■ JOB
Find every line in the records below that holds the word "data", and copy it out.

■ ENTRIES SUPPLIED
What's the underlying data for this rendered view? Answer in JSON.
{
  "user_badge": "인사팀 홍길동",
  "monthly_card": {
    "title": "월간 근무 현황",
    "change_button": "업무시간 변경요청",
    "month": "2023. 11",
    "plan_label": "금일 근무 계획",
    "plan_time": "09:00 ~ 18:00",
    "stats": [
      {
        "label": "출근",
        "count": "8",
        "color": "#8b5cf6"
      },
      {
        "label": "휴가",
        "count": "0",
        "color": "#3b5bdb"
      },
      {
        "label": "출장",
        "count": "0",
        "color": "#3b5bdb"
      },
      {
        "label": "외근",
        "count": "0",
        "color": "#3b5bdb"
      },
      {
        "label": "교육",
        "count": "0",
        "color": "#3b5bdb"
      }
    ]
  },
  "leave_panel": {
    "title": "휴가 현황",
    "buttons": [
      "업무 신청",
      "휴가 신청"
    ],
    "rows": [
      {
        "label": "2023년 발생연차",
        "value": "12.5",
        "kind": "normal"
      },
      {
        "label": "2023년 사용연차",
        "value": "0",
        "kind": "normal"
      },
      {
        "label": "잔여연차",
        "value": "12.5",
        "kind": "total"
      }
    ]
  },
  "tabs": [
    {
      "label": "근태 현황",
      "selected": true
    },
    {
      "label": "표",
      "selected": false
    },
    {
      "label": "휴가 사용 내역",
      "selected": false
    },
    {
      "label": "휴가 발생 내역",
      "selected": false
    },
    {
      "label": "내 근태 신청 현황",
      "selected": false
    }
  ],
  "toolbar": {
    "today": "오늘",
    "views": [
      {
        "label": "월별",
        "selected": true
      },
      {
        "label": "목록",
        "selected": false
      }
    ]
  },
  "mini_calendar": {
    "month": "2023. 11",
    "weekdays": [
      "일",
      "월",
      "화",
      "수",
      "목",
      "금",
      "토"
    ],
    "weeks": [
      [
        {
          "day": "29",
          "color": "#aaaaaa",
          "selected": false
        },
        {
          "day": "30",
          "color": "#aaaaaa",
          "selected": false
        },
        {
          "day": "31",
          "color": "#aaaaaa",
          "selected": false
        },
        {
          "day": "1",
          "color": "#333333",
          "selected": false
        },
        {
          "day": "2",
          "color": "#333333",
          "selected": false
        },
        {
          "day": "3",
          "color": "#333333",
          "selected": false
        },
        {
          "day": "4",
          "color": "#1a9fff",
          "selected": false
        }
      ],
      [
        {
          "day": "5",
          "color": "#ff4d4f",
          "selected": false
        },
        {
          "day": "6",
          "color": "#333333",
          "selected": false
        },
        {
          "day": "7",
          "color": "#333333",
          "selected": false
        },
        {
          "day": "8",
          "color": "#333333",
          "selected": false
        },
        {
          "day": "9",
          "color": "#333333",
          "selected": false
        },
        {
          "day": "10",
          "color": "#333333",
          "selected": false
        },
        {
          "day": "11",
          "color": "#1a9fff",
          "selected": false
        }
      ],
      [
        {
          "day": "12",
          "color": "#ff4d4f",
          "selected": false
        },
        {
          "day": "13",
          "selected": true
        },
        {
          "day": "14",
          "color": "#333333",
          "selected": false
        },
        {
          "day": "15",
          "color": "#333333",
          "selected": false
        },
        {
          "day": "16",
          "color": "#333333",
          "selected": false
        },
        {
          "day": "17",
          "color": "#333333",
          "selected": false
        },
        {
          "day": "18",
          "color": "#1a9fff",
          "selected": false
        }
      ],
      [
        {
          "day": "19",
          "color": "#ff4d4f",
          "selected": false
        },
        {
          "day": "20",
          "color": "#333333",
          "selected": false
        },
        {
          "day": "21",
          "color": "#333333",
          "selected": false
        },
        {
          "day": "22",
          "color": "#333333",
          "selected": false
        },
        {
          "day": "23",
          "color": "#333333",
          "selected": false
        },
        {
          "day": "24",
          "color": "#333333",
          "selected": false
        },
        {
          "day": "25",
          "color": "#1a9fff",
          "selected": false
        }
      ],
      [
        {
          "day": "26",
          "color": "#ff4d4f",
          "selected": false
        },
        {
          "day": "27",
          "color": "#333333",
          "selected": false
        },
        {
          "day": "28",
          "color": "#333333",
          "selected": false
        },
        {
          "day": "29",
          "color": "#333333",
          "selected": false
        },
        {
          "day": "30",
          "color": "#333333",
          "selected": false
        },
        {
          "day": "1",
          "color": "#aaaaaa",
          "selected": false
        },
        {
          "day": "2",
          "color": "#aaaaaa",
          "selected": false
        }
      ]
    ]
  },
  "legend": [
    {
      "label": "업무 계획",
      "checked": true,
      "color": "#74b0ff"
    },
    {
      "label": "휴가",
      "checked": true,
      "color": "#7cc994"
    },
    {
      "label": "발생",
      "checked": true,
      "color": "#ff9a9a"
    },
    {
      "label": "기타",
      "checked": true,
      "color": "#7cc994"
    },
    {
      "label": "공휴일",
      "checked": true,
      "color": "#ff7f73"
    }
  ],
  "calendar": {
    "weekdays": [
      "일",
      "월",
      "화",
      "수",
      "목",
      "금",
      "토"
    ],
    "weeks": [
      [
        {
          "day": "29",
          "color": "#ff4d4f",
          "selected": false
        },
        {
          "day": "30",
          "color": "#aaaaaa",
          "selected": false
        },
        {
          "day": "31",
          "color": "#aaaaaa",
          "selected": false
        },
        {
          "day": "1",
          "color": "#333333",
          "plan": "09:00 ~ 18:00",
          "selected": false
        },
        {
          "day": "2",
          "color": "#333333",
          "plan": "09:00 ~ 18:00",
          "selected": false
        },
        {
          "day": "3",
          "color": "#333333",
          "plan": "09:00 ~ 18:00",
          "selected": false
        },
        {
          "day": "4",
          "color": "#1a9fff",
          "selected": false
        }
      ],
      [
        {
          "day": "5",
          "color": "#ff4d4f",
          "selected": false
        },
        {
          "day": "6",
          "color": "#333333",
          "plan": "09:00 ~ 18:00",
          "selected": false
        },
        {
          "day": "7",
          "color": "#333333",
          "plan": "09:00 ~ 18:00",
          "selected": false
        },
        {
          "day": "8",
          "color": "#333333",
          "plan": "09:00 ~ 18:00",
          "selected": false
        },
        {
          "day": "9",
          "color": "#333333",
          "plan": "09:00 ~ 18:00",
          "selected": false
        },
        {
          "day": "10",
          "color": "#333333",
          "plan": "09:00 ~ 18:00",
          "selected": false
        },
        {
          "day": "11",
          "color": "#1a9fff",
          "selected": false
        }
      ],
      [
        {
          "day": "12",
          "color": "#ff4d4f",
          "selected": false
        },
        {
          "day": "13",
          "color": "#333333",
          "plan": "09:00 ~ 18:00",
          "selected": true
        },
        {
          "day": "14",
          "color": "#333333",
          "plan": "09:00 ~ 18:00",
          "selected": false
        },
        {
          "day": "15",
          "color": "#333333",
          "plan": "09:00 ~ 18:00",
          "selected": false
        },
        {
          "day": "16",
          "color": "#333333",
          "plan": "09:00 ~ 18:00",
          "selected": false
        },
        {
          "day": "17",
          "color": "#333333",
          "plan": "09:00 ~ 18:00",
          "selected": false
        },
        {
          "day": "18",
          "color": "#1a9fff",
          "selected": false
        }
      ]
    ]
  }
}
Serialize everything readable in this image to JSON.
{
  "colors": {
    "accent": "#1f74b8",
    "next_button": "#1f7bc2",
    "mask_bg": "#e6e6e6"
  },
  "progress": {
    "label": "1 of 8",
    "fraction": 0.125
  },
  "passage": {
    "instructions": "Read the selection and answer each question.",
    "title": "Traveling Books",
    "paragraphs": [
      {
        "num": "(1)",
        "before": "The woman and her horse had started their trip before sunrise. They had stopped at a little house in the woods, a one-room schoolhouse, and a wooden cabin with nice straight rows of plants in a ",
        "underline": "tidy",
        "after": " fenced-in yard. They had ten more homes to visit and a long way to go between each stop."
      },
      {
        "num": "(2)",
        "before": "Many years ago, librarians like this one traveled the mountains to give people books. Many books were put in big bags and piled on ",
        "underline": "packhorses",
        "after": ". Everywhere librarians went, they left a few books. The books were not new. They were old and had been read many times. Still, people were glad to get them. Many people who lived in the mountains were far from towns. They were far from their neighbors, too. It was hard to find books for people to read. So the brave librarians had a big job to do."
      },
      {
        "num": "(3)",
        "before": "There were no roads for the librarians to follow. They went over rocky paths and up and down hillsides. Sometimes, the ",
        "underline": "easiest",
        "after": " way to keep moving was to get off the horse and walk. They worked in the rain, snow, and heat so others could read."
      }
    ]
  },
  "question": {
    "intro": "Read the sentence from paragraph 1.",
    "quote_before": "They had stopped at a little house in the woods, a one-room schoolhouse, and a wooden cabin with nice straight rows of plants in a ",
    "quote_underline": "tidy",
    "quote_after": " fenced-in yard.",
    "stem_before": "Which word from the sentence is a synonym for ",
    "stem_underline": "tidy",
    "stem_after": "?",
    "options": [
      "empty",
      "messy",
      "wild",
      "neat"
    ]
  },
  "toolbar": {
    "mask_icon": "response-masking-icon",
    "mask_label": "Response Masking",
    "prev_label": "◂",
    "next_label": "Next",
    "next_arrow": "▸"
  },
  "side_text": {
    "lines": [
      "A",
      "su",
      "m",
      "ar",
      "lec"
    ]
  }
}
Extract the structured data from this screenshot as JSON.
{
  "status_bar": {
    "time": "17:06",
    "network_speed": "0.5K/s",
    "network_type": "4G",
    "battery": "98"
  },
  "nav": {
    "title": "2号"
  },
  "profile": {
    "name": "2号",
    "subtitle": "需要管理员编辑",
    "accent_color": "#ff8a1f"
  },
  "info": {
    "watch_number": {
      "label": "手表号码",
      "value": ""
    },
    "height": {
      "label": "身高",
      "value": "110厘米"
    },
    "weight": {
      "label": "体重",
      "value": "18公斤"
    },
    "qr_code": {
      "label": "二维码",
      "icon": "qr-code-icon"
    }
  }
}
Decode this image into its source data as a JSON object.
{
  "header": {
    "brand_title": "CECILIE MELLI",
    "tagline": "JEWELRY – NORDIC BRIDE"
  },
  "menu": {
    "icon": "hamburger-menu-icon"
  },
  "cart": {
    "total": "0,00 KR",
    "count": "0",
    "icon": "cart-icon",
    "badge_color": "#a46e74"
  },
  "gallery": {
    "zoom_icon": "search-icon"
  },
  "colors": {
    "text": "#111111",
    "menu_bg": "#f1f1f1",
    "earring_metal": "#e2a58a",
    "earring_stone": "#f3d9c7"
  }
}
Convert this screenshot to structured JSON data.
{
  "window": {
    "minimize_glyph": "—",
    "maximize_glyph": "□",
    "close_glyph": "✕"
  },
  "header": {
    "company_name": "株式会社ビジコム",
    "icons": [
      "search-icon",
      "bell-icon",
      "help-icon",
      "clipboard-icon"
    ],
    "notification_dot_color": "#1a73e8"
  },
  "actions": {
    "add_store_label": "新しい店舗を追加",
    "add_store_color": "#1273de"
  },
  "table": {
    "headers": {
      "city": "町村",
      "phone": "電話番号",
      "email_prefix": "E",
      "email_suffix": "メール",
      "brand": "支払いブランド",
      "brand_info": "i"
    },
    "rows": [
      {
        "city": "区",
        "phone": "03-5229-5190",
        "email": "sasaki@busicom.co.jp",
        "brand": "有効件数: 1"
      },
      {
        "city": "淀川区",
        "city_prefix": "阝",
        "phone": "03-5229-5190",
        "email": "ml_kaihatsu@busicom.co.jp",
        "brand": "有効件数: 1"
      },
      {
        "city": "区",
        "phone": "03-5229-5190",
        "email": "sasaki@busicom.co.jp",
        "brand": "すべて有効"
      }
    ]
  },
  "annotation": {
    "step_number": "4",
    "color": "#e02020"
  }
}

■ ANSWER
What's the underlying data for this rendered view? Answer in JSON.
Extract the structured data from this screenshot as JSON.
Decode this image into its source data as a JSON object.
Convert this screenshot to structured JSON data.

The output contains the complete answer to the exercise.